SUPPLIED RECORDS:
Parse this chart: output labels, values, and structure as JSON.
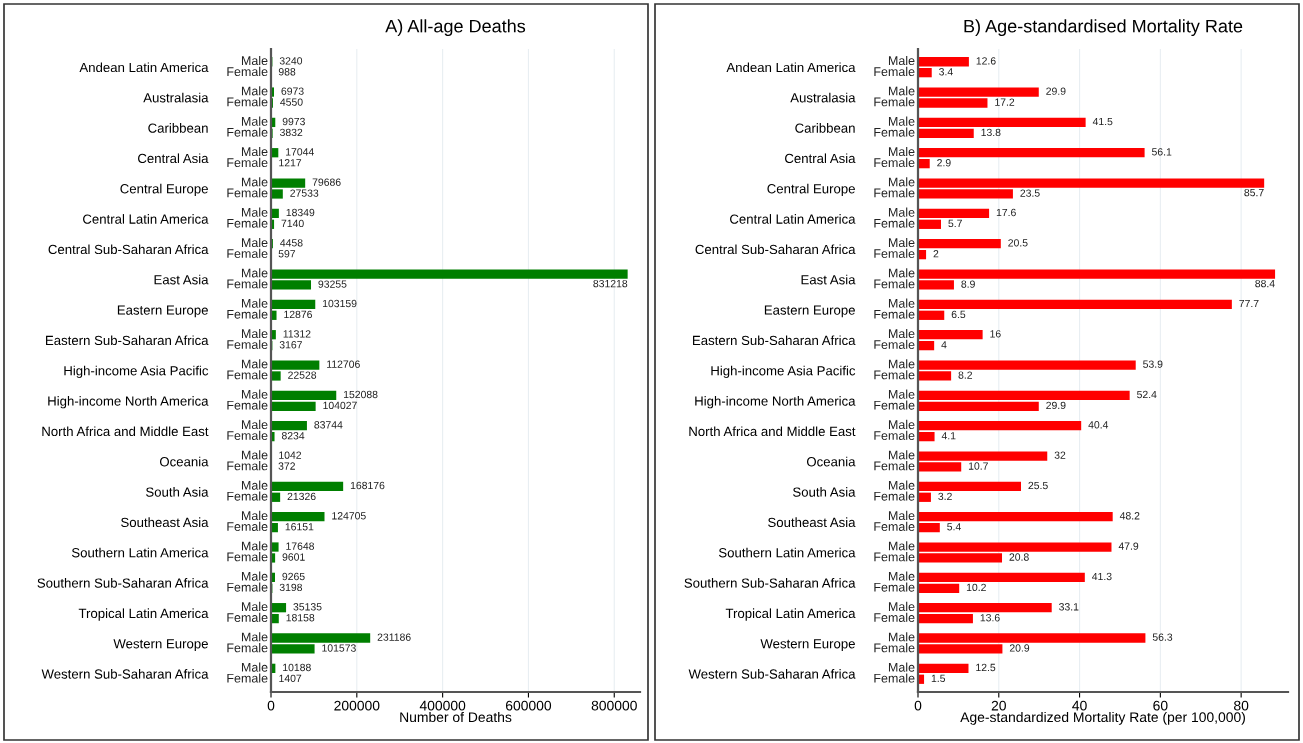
{
  "chart_data": [
    {
      "type": "bar",
      "orientation": "horizontal",
      "title": "A) All-age Deaths",
      "xlabel": "Number of Deaths",
      "categories": [
        "Andean Latin America",
        "Australasia",
        "Caribbean",
        "Central Asia",
        "Central Europe",
        "Central Latin America",
        "Central Sub-Saharan Africa",
        "East Asia",
        "Eastern Europe",
        "Eastern Sub-Saharan Africa",
        "High-income Asia Pacific",
        "High-income North America",
        "North Africa and Middle East",
        "Oceania",
        "South Asia",
        "Southeast Asia",
        "Southern Latin America",
        "Southern Sub-Saharan Africa",
        "Tropical Latin America",
        "Western Europe",
        "Western Sub-Saharan Africa"
      ],
      "series": [
        {
          "name": "Male",
          "color": "#007f00",
          "values": [
            3240,
            6973,
            9973,
            17044,
            79686,
            18349,
            4458,
            831218,
            103159,
            11312,
            112706,
            152088,
            83744,
            1042,
            168176,
            124705,
            17648,
            9265,
            35135,
            231186,
            10188
          ]
        },
        {
          "name": "Female",
          "color": "#007f00",
          "values": [
            988,
            4550,
            3832,
            1217,
            27533,
            7140,
            597,
            93255,
            12876,
            3167,
            22528,
            104027,
            8234,
            372,
            21326,
            16151,
            9601,
            3198,
            18158,
            101573,
            1407
          ]
        }
      ],
      "xlim": [
        0,
        860000
      ],
      "xticks": [
        0,
        200000,
        400000,
        600000,
        800000
      ],
      "grid": "x",
      "data_labels": true
    },
    {
      "type": "bar",
      "orientation": "horizontal",
      "title": "B) Age-standardised Mortality Rate",
      "xlabel": "Age-standardized Mortality Rate (per 100,000)",
      "categories": [
        "Andean Latin America",
        "Australasia",
        "Caribbean",
        "Central Asia",
        "Central Europe",
        "Central Latin America",
        "Central Sub-Saharan Africa",
        "East Asia",
        "Eastern Europe",
        "Eastern Sub-Saharan Africa",
        "High-income Asia Pacific",
        "High-income North America",
        "North Africa and Middle East",
        "Oceania",
        "South Asia",
        "Southeast Asia",
        "Southern Latin America",
        "Southern Sub-Saharan Africa",
        "Tropical Latin America",
        "Western Europe",
        "Western Sub-Saharan Africa"
      ],
      "series": [
        {
          "name": "Male",
          "color": "#ff0000",
          "values": [
            12.6,
            29.9,
            41.5,
            56.1,
            85.7,
            17.6,
            20.5,
            88.4,
            77.7,
            16,
            53.9,
            52.4,
            40.4,
            32,
            25.5,
            48.2,
            47.9,
            41.3,
            33.1,
            56.3,
            12.5
          ]
        },
        {
          "name": "Female",
          "color": "#ff0000",
          "values": [
            3.4,
            17.2,
            13.8,
            2.9,
            23.5,
            5.7,
            2,
            8.9,
            6.5,
            4,
            8.2,
            29.9,
            4.1,
            10.7,
            3.2,
            5.4,
            20.8,
            10.2,
            13.6,
            20.9,
            1.5
          ]
        }
      ],
      "xlim": [
        0,
        91.6
      ],
      "xticks": [
        0,
        20,
        40,
        60,
        80
      ],
      "grid": "x",
      "data_labels": true
    }
  ]
}
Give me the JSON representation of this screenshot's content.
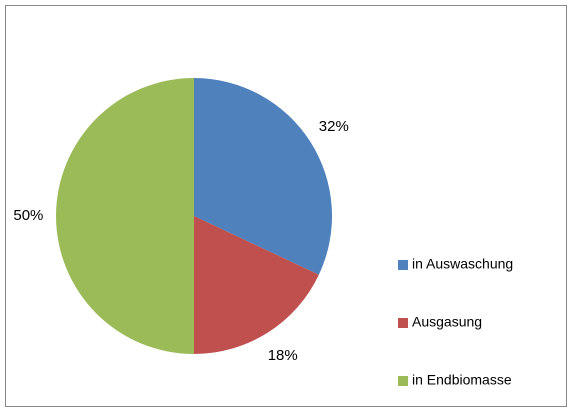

WORK TO COMPLETE: Print each line of the material above exactly, with the pictures removed from your copy.

REPLY TO THE EXERCISE:
Parse this chart: output labels, values, and structure as JSON.
{
  "chart_data": [
    {
      "type": "bar",
      "orientation": "horizontal",
      "title": "A) All-age Deaths",
      "xlabel": "Number of Deaths",
      "categories": [
        "Andean Latin America",
        "Australasia",
        "Caribbean",
        "Central Asia",
        "Central Europe",
        "Central Latin America",
        "Central Sub-Saharan Africa",
        "East Asia",
        "Eastern Europe",
        "Eastern Sub-Saharan Africa",
        "High-income Asia Pacific",
        "High-income North America",
        "North Africa and Middle East",
        "Oceania",
        "South Asia",
        "Southeast Asia",
        "Southern Latin America",
        "Southern Sub-Saharan Africa",
        "Tropical Latin America",
        "Western Europe",
        "Western Sub-Saharan Africa"
      ],
      "series": [
        {
          "name": "Male",
          "color": "#007f00",
          "values": [
            3240,
            6973,
            9973,
            17044,
            79686,
            18349,
            4458,
            831218,
            103159,
            11312,
            112706,
            152088,
            83744,
            1042,
            168176,
            124705,
            17648,
            9265,
            35135,
            231186,
            10188
          ]
        },
        {
          "name": "Female",
          "color": "#007f00",
          "values": [
            988,
            4550,
            3832,
            1217,
            27533,
            7140,
            597,
            93255,
            12876,
            3167,
            22528,
            104027,
            8234,
            372,
            21326,
            16151,
            9601,
            3198,
            18158,
            101573,
            1407
          ]
        }
      ],
      "xlim": [
        0,
        860000
      ],
      "xticks": [
        0,
        200000,
        400000,
        600000,
        800000
      ],
      "grid": "x",
      "data_labels": true
    },
    {
      "type": "bar",
      "orientation": "horizontal",
      "title": "B) Age-standardised Mortality Rate",
      "xlabel": "Age-standardized Mortality Rate (per 100,000)",
      "categories": [
        "Andean Latin America",
        "Australasia",
        "Caribbean",
        "Central Asia",
        "Central Europe",
        "Central Latin America",
        "Central Sub-Saharan Africa",
        "East Asia",
        "Eastern Europe",
        "Eastern Sub-Saharan Africa",
        "High-income Asia Pacific",
        "High-income North America",
        "North Africa and Middle East",
        "Oceania",
        "South Asia",
        "Southeast Asia",
        "Southern Latin America",
        "Southern Sub-Saharan Africa",
        "Tropical Latin America",
        "Western Europe",
        "Western Sub-Saharan Africa"
      ],
      "series": [
        {
          "name": "Male",
          "color": "#ff0000",
          "values": [
            12.6,
            29.9,
            41.5,
            56.1,
            85.7,
            17.6,
            20.5,
            88.4,
            77.7,
            16,
            53.9,
            52.4,
            40.4,
            32,
            25.5,
            48.2,
            47.9,
            41.3,
            33.1,
            56.3,
            12.5
          ]
        },
        {
          "name": "Female",
          "color": "#ff0000",
          "values": [
            3.4,
            17.2,
            13.8,
            2.9,
            23.5,
            5.7,
            2,
            8.9,
            6.5,
            4,
            8.2,
            29.9,
            4.1,
            10.7,
            3.2,
            5.4,
            20.8,
            10.2,
            13.6,
            20.9,
            1.5
          ]
        }
      ],
      "xlim": [
        0,
        91.6
      ],
      "xticks": [
        0,
        20,
        40,
        60,
        80
      ],
      "grid": "x",
      "data_labels": true
    }
  ]
}
Give me the JSON representation of this screenshot's content.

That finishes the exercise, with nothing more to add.